Source records >>
------------

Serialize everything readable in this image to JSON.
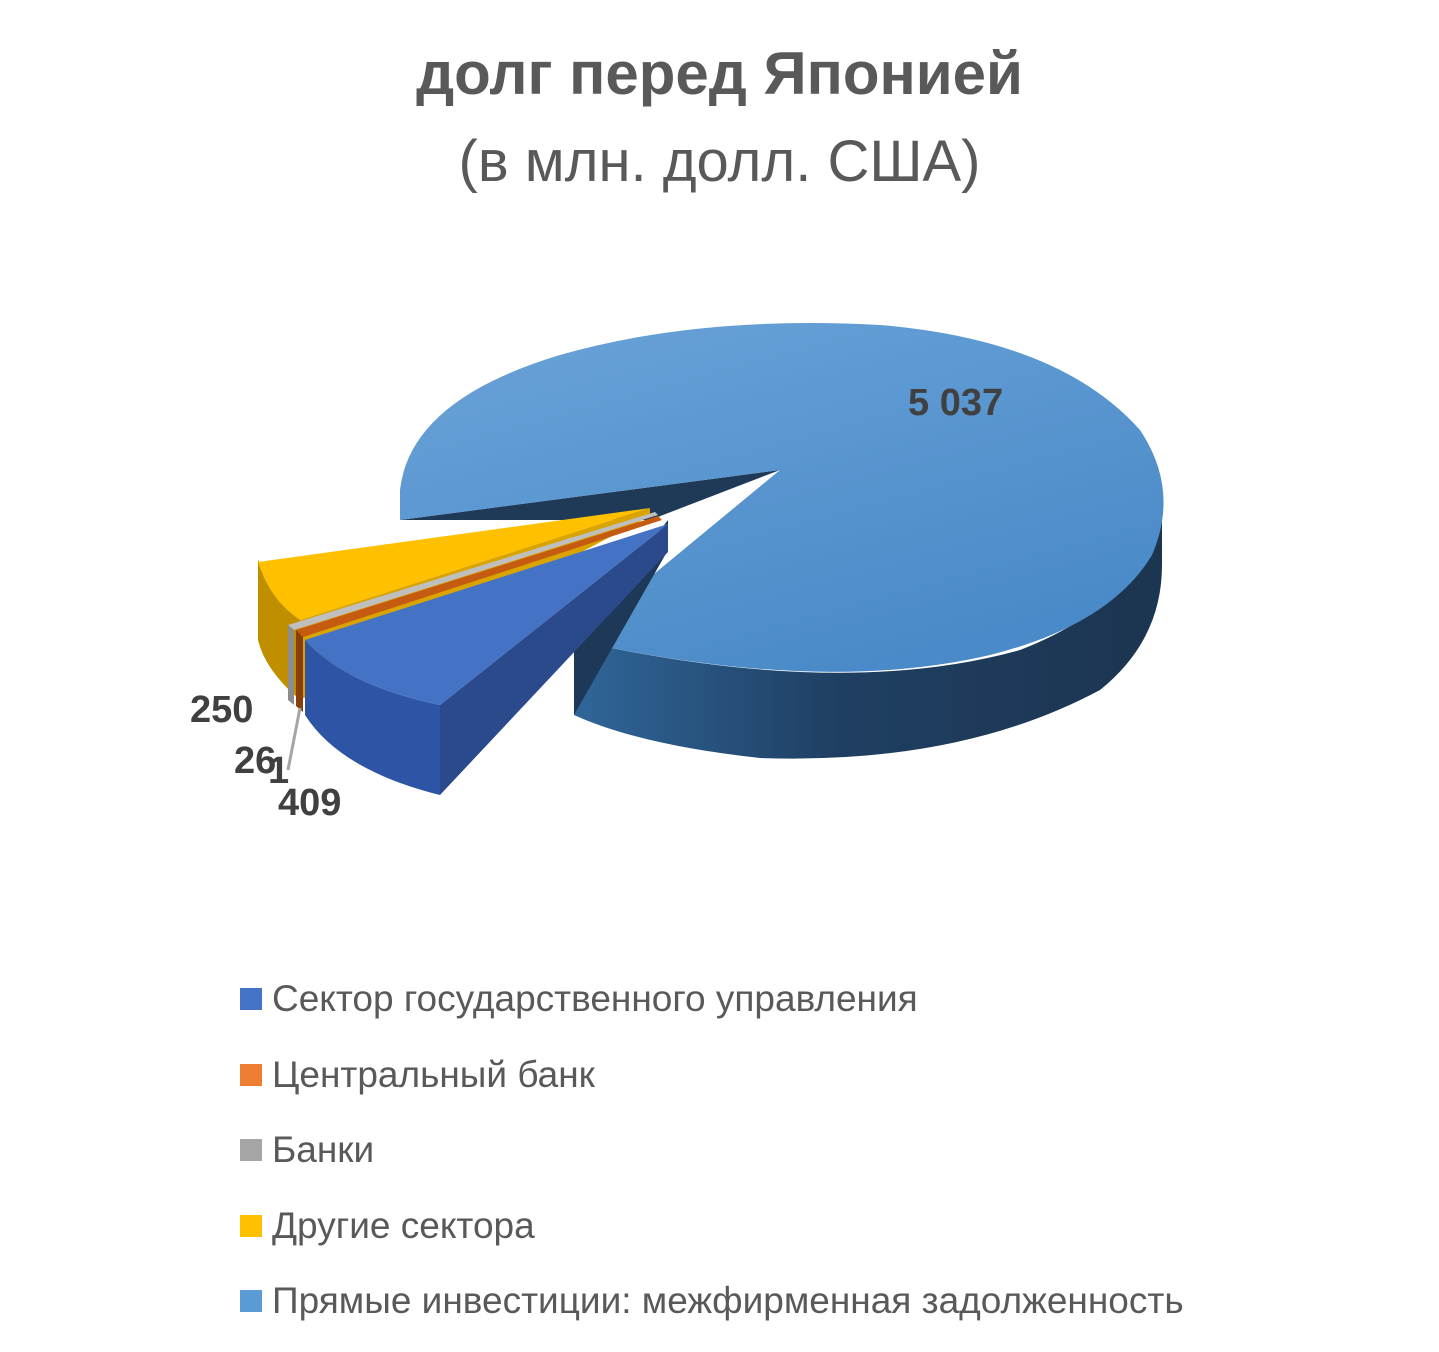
{
  "chart_data": {
    "type": "pie",
    "title": "долг перед Японией",
    "subtitle": "(в млн. долл. США)",
    "three_d": true,
    "legend_position": "bottom",
    "series": [
      {
        "name": "Сектор государственного управления",
        "value": 409,
        "label": "409",
        "color": "#4472C4"
      },
      {
        "name": "Центральный банк",
        "value": 26,
        "label": "26",
        "color": "#ED7D31"
      },
      {
        "name": "Банки",
        "value": 1,
        "label": "1",
        "color": "#A5A5A5"
      },
      {
        "name": "Другие сектора",
        "value": 250,
        "label": "250",
        "color": "#FFC000"
      },
      {
        "name": "Прямые инвестиции: межфирменная задолженность",
        "value": 5037,
        "label": "5 037",
        "color": "#5B9BD5"
      }
    ]
  }
}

------------

The task >>
Select all lines in the listing that include the word "name".

Reply to the task >>
        "name": "Сектор государственного управления",
        "name": "Центральный банк",
        "name": "Банки",
        "name": "Другие сектора",
        "name": "Прямые инвестиции: межфирменная задолженность",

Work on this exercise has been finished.